◆ Task requirements
Report every line in the listing below where the string "zoom" shows up.

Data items
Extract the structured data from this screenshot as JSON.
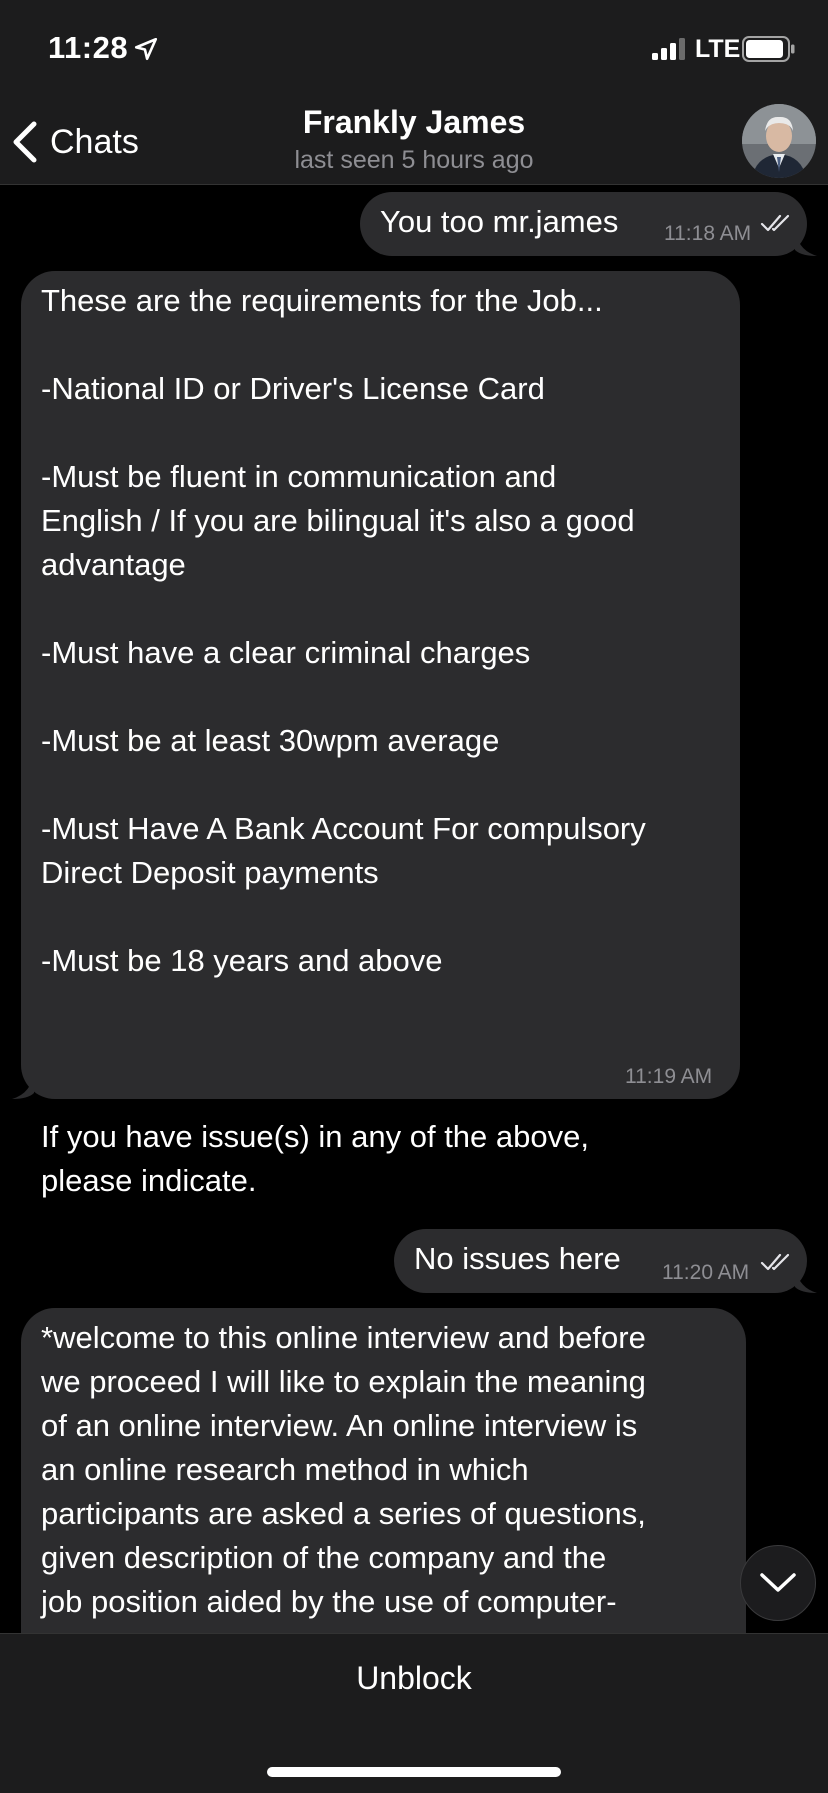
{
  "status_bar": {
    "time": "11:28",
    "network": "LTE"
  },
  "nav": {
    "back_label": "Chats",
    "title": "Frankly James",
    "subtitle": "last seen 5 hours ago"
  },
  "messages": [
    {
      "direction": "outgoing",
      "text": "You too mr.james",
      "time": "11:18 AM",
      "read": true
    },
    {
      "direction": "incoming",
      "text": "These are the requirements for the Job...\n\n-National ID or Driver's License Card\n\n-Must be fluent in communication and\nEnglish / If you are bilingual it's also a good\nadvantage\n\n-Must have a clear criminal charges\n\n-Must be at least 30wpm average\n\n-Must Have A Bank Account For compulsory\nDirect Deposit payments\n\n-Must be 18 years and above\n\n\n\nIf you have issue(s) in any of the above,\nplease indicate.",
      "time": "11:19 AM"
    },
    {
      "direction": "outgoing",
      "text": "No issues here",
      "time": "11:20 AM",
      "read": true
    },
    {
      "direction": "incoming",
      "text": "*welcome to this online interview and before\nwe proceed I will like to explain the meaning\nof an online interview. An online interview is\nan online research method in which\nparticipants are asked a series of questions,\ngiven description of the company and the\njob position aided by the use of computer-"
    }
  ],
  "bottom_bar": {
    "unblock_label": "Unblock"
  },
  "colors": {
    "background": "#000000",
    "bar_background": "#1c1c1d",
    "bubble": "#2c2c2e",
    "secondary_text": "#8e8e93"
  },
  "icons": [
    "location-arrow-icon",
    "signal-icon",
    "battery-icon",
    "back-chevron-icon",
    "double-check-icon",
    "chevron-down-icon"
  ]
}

* * *

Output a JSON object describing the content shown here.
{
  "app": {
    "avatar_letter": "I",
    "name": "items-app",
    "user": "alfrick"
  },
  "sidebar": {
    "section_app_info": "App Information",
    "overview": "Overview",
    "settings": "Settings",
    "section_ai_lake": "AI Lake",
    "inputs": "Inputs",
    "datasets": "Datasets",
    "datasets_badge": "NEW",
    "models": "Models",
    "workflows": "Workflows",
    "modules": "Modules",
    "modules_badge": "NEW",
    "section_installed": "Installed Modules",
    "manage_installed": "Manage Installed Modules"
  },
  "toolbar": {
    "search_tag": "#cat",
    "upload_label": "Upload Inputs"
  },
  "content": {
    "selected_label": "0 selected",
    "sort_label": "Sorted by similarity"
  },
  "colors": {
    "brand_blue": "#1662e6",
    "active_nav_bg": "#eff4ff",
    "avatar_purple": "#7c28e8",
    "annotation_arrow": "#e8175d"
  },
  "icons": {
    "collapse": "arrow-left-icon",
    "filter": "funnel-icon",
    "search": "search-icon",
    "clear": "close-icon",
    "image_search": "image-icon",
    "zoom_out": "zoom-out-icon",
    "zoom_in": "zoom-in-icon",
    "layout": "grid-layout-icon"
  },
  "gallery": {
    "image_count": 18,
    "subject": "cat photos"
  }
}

◆ Task output
    "zoom_out": "zoom-out-icon",
    "zoom_in": "zoom-in-icon",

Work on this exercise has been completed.